- **EXCERPT**:
=== Section Start ===
Reliance Jio’s new 303 4G data and voice plan will hit revenue and profits at rivals like Bharti Airtel and Idea Cellular, financial services firm Credit Suisse warned, dismissing optimistic interpretations of yesterday’s development.
On Tuesday, Jio Chairman Mukesh Ambani announced that his company will make available a new plan that offers 1 GB of 4G data per day and unlimited voice calls for Rs 303 per month.
None of the rivals have a daily-limit plan as of now, and the 303 scheme is equivalent to offering about 13 GB per month plus unlimited voice calling on VoLTE. The rivals do not offer VoLTE service, and 13 GB of data per month costs about Rs 750 on their cards.
While Credit Suisse called the move to stop free services “the best of positives for the sector”, it warned that many investors may be underestimating the impact that the scheme will have.
Many have, for example, said that the new scheme will not hurt incumbents much because the average revenue generated by incumbents’ subscribers is only Rs 150-200 per month, and such subscribers are not going to switch to Jio and pay the extra Rs 100-150.
However, said analysts Sunil Tirumalai and Viral Shah, things are not quite so simple.
“In our discussions with investors, we believe some positive conclusions are being reached going by the fact that this Rs 303 price point is higher than the sub-Rs200 ARPUs (average revenue per user) for the leading operators, and hence seen as ARPU accretive. We would differ,” the analysts said.
They pointed out that a very large number of people pay substantially more per month than Rs 300 for comparable benefits and they could either switch over to the new operator.
“We actually see this plan putting an effective ‘cap’ on ARPU for all higher end subs of operators. While the blended ARPU for leading operators is no doubt sub-Rs200, we also believe the market is fairly highly concentrated in terms of revenue contribution.
“From our past industry discussions, we understand that Rs 300 is pretty close to the median in terms of ARPU levels (i.e., ~50% of revenues for leading players like Bharti Airtel come from subs with ARPU of Rs300+, and this set of customers would together have an ARPU of Rs 550 plus). Even if incumbents retain these customers, it might be so after the monthly charges here are brought down close to Jio’s plan,” they added.
“We thus see ARPU compression for this upper half of the market a near certainty, while ARPU uplift for the lower half is, at best, a hope.”
SUBSCRIBER DROP-OFF
The second thing to note in the transition to paid services will be how many of its current free subscribers Reliance Jio manages to carry over.
It is estimated that out of the 100 mln users, only 70-80% may be switched on at any time. Many users have purchased multiple connections to take advantage of the free data, and are likely to surrender one or more of their connections on Apr 1.
“The next 30 days would probably be used to gauge interest levels to these new price points, as also to market these to existing subs,” said Credit Suisse, adding that it continues to be cautious on the telecom space.
=== Section End ===
- **TASKS AND EXERCISES**:
1 > In the article on Jio's Rs 303 plan, what do rivals charge for 13 GB of data per month?
2 > Please quote the part of the article on Jio's Rs 303 plan that opens with the words containing "On Tuesday, Jio" and closes with "extra Rs 100-150.".

- **STUDY MATERIAL**:
=== Section Start ===
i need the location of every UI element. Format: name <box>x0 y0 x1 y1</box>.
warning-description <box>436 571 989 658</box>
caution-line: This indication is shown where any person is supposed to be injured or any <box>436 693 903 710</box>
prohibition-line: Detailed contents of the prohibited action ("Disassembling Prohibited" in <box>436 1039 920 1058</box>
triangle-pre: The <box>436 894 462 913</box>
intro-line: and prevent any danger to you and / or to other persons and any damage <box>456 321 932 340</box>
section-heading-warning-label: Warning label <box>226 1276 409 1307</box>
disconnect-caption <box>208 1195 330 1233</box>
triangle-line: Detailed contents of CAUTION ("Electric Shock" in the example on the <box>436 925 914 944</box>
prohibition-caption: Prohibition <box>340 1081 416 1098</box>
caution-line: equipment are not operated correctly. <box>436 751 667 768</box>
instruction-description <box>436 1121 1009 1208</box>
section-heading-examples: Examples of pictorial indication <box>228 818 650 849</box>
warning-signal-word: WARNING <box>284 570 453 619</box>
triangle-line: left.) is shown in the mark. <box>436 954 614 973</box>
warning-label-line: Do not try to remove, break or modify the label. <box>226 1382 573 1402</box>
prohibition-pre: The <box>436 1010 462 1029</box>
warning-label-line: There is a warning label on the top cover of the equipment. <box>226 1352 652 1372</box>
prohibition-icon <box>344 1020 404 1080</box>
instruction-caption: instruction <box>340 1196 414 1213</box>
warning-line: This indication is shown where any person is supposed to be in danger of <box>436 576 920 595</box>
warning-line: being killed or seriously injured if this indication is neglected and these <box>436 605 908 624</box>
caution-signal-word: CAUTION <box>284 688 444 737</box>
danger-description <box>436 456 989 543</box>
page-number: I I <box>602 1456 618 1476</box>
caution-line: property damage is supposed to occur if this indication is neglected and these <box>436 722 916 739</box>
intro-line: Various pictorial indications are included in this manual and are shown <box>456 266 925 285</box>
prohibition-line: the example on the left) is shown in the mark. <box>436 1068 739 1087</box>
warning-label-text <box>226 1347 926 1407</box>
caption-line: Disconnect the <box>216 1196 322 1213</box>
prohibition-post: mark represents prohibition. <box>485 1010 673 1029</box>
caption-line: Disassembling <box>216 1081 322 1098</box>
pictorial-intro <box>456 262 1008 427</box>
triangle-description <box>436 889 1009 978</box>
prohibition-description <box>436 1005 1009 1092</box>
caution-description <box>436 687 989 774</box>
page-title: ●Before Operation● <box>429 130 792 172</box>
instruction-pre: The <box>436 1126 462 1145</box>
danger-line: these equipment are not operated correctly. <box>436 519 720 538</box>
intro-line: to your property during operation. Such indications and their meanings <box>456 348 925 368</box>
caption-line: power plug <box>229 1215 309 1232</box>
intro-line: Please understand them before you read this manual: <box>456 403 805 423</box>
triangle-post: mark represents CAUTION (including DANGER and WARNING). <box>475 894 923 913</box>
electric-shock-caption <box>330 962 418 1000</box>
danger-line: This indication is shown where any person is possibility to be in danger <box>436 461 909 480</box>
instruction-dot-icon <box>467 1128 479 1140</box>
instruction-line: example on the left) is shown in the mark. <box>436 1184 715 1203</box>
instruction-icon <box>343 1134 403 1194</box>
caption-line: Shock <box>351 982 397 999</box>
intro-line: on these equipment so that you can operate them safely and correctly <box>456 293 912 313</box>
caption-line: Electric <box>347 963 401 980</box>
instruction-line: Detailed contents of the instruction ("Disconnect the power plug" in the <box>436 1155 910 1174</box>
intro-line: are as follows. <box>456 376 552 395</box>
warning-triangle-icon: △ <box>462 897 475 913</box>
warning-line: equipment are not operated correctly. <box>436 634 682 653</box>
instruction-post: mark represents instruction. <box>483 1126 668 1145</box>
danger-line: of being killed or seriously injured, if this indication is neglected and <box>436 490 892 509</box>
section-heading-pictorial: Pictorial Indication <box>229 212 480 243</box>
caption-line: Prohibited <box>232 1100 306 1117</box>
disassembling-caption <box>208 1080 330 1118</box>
=== Section End ===
- **EXERCISE ANSWERS**:
1 > About Rs 750.

2 >
On Tuesday, Jio Chairman Mukesh Ambani announced that his company will make available a new plan that offers 1 GB of 4G data per day and unlimited voice calls for Rs 303 per month.
None of the rivals have a daily-limit plan as of now, and the 303 scheme is equivalent to offering about 13 GB per month plus unlimited voice calling on VoLTE. The rivals do not offer VoLTE service, and 13 GB of data per month costs about Rs 750 on their cards.
While Credit Suisse called the move to stop free services “the best of positives for the sector”, it warned that many investors may be underestimating the impact that the scheme will have.
Many have, for example, said that the new scheme will not hurt incumbents much because the average revenue generated by incumbents’ subscribers is only Rs 150-200 per month, and such subscribers are not going to switch to Jio and pay the extra Rs 100-150.